(Recorded data)
+ + + + + + +

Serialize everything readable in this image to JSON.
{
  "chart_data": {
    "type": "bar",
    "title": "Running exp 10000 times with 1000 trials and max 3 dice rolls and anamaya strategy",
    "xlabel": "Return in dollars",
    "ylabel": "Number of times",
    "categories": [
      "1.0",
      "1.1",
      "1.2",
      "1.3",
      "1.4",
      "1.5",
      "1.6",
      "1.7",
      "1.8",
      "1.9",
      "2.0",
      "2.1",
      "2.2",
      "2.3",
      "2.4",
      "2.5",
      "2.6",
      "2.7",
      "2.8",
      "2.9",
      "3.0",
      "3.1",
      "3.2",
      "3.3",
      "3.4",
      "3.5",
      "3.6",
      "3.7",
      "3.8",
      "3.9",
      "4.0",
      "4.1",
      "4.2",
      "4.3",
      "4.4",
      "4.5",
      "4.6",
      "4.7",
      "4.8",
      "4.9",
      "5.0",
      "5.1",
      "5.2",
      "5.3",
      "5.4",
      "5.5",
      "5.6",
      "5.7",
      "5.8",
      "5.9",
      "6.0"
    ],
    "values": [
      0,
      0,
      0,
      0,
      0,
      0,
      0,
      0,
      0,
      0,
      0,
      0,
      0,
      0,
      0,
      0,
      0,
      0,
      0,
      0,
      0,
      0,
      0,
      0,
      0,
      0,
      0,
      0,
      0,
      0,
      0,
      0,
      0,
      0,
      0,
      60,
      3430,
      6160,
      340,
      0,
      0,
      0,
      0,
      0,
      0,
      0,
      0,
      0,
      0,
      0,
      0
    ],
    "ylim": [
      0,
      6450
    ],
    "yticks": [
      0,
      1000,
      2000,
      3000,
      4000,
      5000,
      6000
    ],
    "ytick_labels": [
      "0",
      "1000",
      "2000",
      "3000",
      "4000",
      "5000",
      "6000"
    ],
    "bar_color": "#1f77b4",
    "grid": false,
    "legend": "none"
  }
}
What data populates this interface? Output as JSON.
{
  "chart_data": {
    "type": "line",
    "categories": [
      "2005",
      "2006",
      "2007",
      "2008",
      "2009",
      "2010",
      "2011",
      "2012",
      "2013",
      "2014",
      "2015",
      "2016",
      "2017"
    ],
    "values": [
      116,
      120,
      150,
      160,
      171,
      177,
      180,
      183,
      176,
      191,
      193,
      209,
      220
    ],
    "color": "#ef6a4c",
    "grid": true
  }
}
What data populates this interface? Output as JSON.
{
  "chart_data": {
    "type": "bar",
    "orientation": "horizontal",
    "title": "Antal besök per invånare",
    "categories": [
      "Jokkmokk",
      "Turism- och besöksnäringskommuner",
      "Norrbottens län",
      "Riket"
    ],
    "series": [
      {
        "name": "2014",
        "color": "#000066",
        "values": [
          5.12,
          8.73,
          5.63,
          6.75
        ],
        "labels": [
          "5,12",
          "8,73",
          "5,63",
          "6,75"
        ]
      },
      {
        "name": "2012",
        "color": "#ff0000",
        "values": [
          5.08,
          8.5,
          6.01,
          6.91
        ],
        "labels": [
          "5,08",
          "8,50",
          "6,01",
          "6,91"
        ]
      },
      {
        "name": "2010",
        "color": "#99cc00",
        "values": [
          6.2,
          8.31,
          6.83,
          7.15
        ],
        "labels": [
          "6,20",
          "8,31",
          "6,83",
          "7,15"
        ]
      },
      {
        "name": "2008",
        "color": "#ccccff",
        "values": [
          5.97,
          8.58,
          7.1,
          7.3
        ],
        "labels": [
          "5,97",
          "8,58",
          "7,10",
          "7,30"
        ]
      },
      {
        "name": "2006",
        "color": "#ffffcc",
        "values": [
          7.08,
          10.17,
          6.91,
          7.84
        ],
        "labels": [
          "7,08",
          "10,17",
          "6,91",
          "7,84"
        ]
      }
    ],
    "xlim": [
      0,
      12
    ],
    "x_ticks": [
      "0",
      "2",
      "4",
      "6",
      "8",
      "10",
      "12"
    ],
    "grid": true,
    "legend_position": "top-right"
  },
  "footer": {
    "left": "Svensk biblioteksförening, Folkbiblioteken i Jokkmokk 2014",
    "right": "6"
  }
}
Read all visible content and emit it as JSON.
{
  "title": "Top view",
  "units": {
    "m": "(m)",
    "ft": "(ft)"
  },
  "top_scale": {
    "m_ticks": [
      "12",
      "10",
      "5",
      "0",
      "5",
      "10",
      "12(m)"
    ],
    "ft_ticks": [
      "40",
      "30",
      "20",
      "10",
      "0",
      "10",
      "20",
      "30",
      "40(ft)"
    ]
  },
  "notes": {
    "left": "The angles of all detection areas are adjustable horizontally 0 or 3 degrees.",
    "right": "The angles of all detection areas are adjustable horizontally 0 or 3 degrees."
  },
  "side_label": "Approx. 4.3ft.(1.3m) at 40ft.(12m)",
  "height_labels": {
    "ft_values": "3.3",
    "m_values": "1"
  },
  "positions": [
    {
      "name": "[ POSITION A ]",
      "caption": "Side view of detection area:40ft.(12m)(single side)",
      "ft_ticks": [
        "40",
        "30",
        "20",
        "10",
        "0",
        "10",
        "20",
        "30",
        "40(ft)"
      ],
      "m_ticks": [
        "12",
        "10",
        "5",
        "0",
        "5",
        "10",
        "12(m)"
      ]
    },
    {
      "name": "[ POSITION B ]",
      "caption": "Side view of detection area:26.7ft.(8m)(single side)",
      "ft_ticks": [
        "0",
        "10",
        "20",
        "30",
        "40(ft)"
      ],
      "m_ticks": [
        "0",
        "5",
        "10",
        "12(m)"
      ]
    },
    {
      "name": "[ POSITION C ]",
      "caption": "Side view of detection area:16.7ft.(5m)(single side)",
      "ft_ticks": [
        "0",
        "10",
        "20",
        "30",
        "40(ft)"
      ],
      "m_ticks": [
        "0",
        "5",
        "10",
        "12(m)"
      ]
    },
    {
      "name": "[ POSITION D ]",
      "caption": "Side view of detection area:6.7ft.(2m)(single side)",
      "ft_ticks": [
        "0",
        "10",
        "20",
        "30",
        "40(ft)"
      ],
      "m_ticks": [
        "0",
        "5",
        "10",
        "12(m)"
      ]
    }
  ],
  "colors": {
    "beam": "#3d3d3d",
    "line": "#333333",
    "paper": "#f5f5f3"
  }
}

+ + + + + + +

> _TASK_
Using the data above, reproduce every line exactly.

> _EXERCISE OUTPUT_
Serialize everything readable in this image to JSON.
{
  "chart_data": {
    "type": "bar",
    "title": "Running exp 10000 times with 1000 trials and max 3 dice rolls and anamaya strategy",
    "xlabel": "Return in dollars",
    "ylabel": "Number of times",
    "categories": [
      "1.0",
      "1.1",
      "1.2",
      "1.3",
      "1.4",
      "1.5",
      "1.6",
      "1.7",
      "1.8",
      "1.9",
      "2.0",
      "2.1",
      "2.2",
      "2.3",
      "2.4",
      "2.5",
      "2.6",
      "2.7",
      "2.8",
      "2.9",
      "3.0",
      "3.1",
      "3.2",
      "3.3",
      "3.4",
      "3.5",
      "3.6",
      "3.7",
      "3.8",
      "3.9",
      "4.0",
      "4.1",
      "4.2",
      "4.3",
      "4.4",
      "4.5",
      "4.6",
      "4.7",
      "4.8",
      "4.9",
      "5.0",
      "5.1",
      "5.2",
      "5.3",
      "5.4",
      "5.5",
      "5.6",
      "5.7",
      "5.8",
      "5.9",
      "6.0"
    ],
    "values": [
      0,
      0,
      0,
      0,
      0,
      0,
      0,
      0,
      0,
      0,
      0,
      0,
      0,
      0,
      0,
      0,
      0,
      0,
      0,
      0,
      0,
      0,
      0,
      0,
      0,
      0,
      0,
      0,
      0,
      0,
      0,
      0,
      0,
      0,
      0,
      60,
      3430,
      6160,
      340,
      0,
      0,
      0,
      0,
      0,
      0,
      0,
      0,
      0,
      0,
      0,
      0
    ],
    "ylim": [
      0,
      6450
    ],
    "yticks": [
      0,
      1000,
      2000,
      3000,
      4000,
      5000,
      6000
    ],
    "ytick_labels": [
      "0",
      "1000",
      "2000",
      "3000",
      "4000",
      "5000",
      "6000"
    ],
    "bar_color": "#1f77b4",
    "grid": false,
    "legend": "none"
  }
}
What data populates this interface? Output as JSON.
{
  "chart_data": {
    "type": "line",
    "categories": [
      "2005",
      "2006",
      "2007",
      "2008",
      "2009",
      "2010",
      "2011",
      "2012",
      "2013",
      "2014",
      "2015",
      "2016",
      "2017"
    ],
    "values": [
      116,
      120,
      150,
      160,
      171,
      177,
      180,
      183,
      176,
      191,
      193,
      209,
      220
    ],
    "color": "#ef6a4c",
    "grid": true
  }
}
What data populates this interface? Output as JSON.
{
  "chart_data": {
    "type": "bar",
    "orientation": "horizontal",
    "title": "Antal besök per invånare",
    "categories": [
      "Jokkmokk",
      "Turism- och besöksnäringskommuner",
      "Norrbottens län",
      "Riket"
    ],
    "series": [
      {
        "name": "2014",
        "color": "#000066",
        "values": [
          5.12,
          8.73,
          5.63,
          6.75
        ],
        "labels": [
          "5,12",
          "8,73",
          "5,63",
          "6,75"
        ]
      },
      {
        "name": "2012",
        "color": "#ff0000",
        "values": [
          5.08,
          8.5,
          6.01,
          6.91
        ],
        "labels": [
          "5,08",
          "8,50",
          "6,01",
          "6,91"
        ]
      },
      {
        "name": "2010",
        "color": "#99cc00",
        "values": [
          6.2,
          8.31,
          6.83,
          7.15
        ],
        "labels": [
          "6,20",
          "8,31",
          "6,83",
          "7,15"
        ]
      },
      {
        "name": "2008",
        "color": "#ccccff",
        "values": [
          5.97,
          8.58,
          7.1,
          7.3
        ],
        "labels": [
          "5,97",
          "8,58",
          "7,10",
          "7,30"
        ]
      },
      {
        "name": "2006",
        "color": "#ffffcc",
        "values": [
          7.08,
          10.17,
          6.91,
          7.84
        ],
        "labels": [
          "7,08",
          "10,17",
          "6,91",
          "7,84"
        ]
      }
    ],
    "xlim": [
      0,
      12
    ],
    "x_ticks": [
      "0",
      "2",
      "4",
      "6",
      "8",
      "10",
      "12"
    ],
    "grid": true,
    "legend_position": "top-right"
  },
  "footer": {
    "left": "Svensk biblioteksförening, Folkbiblioteken i Jokkmokk 2014",
    "right": "6"
  }
}
Read all visible content and emit it as JSON.
{
  "title": "Top view",
  "units": {
    "m": "(m)",
    "ft": "(ft)"
  },
  "top_scale": {
    "m_ticks": [
      "12",
      "10",
      "5",
      "0",
      "5",
      "10",
      "12(m)"
    ],
    "ft_ticks": [
      "40",
      "30",
      "20",
      "10",
      "0",
      "10",
      "20",
      "30",
      "40(ft)"
    ]
  },
  "notes": {
    "left": "The angles of all detection areas are adjustable horizontally 0 or 3 degrees.",
    "right": "The angles of all detection areas are adjustable horizontally 0 or 3 degrees."
  },
  "side_label": "Approx. 4.3ft.(1.3m) at 40ft.(12m)",
  "height_labels": {
    "ft_values": "3.3",
    "m_values": "1"
  },
  "positions": [
    {
      "name": "[ POSITION A ]",
      "caption": "Side view of detection area:40ft.(12m)(single side)",
      "ft_ticks": [
        "40",
        "30",
        "20",
        "10",
        "0",
        "10",
        "20",
        "30",
        "40(ft)"
      ],
      "m_ticks": [
        "12",
        "10",
        "5",
        "0",
        "5",
        "10",
        "12(m)"
      ]
    },
    {
      "name": "[ POSITION B ]",
      "caption": "Side view of detection area:26.7ft.(8m)(single side)",
      "ft_ticks": [
        "0",
        "10",
        "20",
        "30",
        "40(ft)"
      ],
      "m_ticks": [
        "0",
        "5",
        "10",
        "12(m)"
      ]
    },
    {
      "name": "[ POSITION C ]",
      "caption": "Side view of detection area:16.7ft.(5m)(single side)",
      "ft_ticks": [
        "0",
        "10",
        "20",
        "30",
        "40(ft)"
      ],
      "m_ticks": [
        "0",
        "5",
        "10",
        "12(m)"
      ]
    },
    {
      "name": "[ POSITION D ]",
      "caption": "Side view of detection area:6.7ft.(2m)(single side)",
      "ft_ticks": [
        "0",
        "10",
        "20",
        "30",
        "40(ft)"
      ],
      "m_ticks": [
        "0",
        "5",
        "10",
        "12(m)"
      ]
    }
  ],
  "colors": {
    "beam": "#3d3d3d",
    "line": "#333333",
    "paper": "#f5f5f3"
  }
}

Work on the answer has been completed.